Problem to work on — Spot each line in the records below where the word "power" occurs, then copy it.

##### Data entries

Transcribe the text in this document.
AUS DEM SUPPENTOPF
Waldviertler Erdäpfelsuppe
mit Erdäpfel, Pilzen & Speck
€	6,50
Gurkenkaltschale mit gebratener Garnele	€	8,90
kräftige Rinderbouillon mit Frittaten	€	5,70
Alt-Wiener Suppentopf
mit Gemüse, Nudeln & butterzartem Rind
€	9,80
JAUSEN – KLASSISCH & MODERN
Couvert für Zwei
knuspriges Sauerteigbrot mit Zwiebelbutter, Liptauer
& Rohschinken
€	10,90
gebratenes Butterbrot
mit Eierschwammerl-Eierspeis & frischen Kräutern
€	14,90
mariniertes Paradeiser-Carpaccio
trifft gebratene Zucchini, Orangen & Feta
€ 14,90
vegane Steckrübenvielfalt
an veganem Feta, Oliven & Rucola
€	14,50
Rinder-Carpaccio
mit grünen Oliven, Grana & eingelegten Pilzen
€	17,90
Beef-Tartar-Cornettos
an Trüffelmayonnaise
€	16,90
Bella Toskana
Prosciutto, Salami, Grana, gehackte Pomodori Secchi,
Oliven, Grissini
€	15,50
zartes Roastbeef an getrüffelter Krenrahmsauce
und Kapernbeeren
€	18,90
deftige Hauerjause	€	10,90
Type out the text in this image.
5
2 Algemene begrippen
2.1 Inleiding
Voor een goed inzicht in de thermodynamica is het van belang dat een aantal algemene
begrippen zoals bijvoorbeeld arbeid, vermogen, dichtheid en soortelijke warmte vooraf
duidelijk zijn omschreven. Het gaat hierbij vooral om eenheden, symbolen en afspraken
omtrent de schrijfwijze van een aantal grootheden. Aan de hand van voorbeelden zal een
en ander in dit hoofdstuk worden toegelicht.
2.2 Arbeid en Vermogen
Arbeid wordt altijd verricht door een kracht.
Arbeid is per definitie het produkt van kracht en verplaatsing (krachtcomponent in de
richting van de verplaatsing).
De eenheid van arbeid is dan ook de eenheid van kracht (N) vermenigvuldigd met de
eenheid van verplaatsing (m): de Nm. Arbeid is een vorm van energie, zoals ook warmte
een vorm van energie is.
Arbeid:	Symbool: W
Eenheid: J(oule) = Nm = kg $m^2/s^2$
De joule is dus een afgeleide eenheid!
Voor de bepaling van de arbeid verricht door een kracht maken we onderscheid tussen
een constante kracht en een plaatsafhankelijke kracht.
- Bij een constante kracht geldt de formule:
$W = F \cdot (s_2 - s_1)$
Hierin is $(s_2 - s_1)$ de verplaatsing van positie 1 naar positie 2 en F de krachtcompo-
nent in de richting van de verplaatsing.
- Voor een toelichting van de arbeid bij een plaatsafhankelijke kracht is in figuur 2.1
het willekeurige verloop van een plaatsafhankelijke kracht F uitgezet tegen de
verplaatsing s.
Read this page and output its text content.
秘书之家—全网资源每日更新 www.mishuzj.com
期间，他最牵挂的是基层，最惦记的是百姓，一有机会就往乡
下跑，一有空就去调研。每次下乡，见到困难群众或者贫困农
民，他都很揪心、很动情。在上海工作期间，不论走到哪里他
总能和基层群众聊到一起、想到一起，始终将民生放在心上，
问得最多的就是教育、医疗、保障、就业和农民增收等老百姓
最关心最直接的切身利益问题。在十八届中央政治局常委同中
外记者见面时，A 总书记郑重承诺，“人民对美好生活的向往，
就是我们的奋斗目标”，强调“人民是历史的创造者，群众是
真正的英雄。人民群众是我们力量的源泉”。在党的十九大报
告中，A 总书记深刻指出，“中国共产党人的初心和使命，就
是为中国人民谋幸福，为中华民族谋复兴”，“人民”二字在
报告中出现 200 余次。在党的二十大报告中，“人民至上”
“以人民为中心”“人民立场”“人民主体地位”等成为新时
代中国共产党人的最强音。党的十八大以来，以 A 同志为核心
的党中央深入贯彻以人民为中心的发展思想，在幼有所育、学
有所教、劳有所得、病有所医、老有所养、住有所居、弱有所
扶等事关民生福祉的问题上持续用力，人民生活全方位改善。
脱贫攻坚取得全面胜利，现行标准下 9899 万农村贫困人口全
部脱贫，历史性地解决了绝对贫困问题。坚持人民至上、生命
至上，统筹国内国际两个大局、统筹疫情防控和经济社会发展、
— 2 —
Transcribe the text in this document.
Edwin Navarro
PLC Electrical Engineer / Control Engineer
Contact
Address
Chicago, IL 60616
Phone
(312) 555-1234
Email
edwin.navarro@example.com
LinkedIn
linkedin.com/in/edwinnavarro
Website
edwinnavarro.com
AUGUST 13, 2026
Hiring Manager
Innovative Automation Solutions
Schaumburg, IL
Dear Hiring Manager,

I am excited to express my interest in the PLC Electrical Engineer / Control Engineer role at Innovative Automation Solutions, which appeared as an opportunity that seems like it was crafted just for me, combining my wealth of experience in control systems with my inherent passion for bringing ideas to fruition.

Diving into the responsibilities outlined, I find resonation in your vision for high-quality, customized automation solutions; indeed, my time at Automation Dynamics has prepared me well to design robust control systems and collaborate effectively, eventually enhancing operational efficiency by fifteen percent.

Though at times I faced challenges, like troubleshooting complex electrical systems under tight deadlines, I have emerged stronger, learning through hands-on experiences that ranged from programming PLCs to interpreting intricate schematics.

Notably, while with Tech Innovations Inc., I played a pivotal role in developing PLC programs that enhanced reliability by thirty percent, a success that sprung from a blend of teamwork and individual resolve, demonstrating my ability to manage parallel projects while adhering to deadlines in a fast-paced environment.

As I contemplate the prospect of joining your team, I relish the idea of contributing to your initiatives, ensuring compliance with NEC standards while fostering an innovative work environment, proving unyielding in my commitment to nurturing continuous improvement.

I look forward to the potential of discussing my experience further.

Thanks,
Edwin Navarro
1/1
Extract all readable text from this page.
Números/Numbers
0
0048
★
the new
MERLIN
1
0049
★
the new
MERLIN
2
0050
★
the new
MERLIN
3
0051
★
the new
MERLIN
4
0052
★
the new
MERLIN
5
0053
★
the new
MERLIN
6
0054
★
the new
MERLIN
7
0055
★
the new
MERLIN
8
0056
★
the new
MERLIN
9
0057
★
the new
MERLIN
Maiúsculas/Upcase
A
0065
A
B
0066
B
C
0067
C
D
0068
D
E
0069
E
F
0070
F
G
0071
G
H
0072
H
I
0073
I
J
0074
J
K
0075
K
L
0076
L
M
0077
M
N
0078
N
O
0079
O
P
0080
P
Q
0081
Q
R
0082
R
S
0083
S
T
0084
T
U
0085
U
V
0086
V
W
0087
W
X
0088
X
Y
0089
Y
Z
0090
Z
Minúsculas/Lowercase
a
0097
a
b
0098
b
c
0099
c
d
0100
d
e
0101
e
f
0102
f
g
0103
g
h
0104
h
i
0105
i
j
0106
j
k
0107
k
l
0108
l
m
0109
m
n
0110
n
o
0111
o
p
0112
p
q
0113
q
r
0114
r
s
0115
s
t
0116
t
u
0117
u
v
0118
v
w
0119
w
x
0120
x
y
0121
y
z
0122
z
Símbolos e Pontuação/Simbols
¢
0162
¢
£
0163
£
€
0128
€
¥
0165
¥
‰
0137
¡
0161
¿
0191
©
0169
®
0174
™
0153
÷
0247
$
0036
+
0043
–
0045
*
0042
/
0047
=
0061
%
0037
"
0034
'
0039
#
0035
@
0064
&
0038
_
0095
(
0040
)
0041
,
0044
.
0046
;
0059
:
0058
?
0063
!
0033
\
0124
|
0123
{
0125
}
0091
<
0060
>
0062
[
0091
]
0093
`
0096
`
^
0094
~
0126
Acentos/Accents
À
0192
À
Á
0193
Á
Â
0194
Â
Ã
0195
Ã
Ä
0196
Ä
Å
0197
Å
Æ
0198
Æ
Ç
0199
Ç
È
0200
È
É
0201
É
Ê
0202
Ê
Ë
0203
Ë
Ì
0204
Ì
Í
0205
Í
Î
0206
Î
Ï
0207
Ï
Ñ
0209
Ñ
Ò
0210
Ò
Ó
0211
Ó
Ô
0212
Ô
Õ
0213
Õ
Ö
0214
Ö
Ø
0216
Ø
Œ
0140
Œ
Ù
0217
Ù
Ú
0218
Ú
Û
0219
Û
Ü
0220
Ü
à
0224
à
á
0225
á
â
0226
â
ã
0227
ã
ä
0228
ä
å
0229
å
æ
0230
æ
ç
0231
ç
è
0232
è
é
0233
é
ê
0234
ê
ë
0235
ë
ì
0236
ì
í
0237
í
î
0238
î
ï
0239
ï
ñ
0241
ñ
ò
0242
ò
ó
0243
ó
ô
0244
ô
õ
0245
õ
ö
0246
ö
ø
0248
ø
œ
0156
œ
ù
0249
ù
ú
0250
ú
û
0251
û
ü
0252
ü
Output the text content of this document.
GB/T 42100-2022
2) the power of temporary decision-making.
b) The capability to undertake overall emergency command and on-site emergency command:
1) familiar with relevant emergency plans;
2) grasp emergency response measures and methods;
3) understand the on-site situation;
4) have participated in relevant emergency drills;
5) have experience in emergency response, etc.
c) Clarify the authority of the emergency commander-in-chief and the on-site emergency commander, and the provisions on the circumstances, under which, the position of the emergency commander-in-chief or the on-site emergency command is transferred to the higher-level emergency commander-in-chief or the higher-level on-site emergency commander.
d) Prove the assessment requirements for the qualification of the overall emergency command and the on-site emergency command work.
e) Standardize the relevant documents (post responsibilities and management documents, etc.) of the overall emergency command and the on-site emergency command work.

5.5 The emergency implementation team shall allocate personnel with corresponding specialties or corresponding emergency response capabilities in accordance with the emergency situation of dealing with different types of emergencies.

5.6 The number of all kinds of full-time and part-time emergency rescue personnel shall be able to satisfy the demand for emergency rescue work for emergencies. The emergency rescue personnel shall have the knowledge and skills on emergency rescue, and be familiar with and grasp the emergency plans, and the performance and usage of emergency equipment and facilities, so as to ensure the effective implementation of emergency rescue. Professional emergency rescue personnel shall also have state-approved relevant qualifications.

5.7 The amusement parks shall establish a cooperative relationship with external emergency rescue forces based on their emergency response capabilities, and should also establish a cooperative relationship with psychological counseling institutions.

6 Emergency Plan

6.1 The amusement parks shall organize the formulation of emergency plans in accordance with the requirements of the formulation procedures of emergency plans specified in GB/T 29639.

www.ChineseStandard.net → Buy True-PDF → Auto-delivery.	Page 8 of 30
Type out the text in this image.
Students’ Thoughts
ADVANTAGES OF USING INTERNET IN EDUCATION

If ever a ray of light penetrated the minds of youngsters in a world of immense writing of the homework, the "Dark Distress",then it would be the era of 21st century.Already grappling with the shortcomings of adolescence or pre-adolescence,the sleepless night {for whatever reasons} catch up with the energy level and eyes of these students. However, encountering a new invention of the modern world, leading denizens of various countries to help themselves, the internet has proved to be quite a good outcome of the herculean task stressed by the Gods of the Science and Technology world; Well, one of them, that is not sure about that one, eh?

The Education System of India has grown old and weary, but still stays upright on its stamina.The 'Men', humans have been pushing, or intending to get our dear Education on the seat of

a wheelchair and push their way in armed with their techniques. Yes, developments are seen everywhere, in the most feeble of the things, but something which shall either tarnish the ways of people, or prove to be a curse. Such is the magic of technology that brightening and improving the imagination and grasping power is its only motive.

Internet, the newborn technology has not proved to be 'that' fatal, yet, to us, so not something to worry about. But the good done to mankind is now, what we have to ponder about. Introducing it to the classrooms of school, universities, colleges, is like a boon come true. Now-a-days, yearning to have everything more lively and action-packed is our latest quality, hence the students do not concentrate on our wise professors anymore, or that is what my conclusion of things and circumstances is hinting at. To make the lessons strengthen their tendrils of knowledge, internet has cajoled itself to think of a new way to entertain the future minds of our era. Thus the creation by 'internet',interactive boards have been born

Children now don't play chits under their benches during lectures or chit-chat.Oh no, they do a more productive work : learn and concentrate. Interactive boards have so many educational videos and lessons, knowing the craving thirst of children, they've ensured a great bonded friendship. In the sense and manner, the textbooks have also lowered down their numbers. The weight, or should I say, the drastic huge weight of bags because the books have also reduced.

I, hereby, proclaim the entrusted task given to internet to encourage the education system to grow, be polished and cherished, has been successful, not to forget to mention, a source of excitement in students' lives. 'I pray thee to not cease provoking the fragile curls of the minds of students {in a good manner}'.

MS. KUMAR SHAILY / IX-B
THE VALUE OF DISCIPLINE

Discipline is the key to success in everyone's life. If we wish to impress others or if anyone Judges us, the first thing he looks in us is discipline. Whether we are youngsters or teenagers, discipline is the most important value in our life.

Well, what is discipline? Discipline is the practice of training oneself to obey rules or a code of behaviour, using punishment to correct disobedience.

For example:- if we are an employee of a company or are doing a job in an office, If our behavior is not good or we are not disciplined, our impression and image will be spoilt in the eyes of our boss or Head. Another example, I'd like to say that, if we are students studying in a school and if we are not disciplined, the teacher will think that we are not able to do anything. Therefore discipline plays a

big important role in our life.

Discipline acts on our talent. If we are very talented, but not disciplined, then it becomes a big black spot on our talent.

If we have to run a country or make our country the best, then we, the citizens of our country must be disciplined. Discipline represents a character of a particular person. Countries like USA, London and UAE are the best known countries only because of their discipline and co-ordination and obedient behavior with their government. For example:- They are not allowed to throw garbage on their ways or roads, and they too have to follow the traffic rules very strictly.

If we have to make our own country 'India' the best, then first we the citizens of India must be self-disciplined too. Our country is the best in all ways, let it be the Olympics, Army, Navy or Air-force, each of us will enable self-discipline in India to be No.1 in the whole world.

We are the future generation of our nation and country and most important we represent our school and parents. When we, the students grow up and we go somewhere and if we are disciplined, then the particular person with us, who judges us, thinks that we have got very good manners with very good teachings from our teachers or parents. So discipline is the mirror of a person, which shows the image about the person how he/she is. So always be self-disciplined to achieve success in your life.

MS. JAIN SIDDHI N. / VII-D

##########

Result of the exercise —
2) the power of temporary decision-making.
a wheelchair and push their way in armed with their techniques. Yes, developments are seen everywhere, in the most feeble of the things, but something which shall either tarnish the ways of people, or prove to be a curse. Such is the magic of technology that brightening and improving the imagination and grasping power is its only motive.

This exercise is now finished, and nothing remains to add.